===== DATA SHOWN =====

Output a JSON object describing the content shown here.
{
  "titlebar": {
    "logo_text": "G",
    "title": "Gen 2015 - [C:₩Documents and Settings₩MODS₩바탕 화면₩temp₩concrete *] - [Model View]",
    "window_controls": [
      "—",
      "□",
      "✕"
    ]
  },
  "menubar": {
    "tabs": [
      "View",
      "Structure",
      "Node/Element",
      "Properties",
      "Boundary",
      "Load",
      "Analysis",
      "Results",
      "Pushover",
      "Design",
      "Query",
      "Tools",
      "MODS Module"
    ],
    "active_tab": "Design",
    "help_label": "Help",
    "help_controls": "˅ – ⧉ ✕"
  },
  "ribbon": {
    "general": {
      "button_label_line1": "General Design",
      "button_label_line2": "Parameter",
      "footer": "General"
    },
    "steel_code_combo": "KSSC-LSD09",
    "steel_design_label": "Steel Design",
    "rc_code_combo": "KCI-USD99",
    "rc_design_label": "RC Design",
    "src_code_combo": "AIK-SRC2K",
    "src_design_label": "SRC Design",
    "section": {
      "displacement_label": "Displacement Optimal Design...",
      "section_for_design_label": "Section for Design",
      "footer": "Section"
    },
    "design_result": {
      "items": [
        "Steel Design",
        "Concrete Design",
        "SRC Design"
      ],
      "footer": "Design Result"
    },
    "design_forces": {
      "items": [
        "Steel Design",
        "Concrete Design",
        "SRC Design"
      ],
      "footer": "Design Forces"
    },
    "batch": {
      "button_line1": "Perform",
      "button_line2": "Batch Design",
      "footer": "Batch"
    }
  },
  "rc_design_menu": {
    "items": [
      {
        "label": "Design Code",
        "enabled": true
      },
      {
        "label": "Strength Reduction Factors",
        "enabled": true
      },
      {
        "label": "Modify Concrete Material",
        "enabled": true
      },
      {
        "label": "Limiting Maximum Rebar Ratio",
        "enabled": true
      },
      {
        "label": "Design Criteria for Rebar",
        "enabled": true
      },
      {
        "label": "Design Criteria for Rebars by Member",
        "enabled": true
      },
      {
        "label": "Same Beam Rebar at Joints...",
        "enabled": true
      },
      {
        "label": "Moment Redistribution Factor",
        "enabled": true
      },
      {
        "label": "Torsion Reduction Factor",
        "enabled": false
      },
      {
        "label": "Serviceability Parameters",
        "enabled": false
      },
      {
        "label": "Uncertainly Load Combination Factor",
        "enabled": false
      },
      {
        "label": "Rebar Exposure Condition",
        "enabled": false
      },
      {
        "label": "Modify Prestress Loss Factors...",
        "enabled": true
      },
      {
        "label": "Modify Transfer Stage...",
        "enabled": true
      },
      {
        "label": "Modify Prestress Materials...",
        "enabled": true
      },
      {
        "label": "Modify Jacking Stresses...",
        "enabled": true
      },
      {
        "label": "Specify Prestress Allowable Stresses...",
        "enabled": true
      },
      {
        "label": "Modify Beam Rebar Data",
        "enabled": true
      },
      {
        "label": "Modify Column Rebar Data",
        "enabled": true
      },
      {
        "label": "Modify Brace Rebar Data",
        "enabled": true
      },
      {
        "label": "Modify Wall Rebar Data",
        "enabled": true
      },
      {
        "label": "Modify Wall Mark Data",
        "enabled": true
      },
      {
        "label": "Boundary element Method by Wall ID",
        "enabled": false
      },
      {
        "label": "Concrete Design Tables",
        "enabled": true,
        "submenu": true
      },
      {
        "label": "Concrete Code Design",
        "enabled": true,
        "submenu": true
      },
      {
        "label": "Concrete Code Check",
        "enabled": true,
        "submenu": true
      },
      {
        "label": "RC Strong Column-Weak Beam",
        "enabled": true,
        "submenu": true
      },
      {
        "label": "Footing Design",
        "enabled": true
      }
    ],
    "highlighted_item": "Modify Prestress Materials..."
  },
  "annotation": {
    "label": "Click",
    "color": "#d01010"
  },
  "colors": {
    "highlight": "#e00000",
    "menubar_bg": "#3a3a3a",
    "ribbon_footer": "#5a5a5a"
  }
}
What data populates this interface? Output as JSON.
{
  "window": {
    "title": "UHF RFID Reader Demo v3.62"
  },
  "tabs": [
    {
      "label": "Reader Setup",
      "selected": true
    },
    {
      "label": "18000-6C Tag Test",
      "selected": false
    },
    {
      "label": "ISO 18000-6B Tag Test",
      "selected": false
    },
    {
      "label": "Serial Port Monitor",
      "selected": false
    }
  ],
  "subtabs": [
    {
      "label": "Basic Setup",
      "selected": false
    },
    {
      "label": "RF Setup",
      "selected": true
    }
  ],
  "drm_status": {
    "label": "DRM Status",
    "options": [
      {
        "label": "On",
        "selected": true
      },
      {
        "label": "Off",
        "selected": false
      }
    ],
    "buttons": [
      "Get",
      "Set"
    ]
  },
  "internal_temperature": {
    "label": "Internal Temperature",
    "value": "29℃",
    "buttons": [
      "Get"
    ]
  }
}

=====

**AIM**
Collect each line of the entries that has the word "Load", copying it in full.

**TASK ANSWER**
      "Load",
        "label": "Uncertainly Load Combination Factor",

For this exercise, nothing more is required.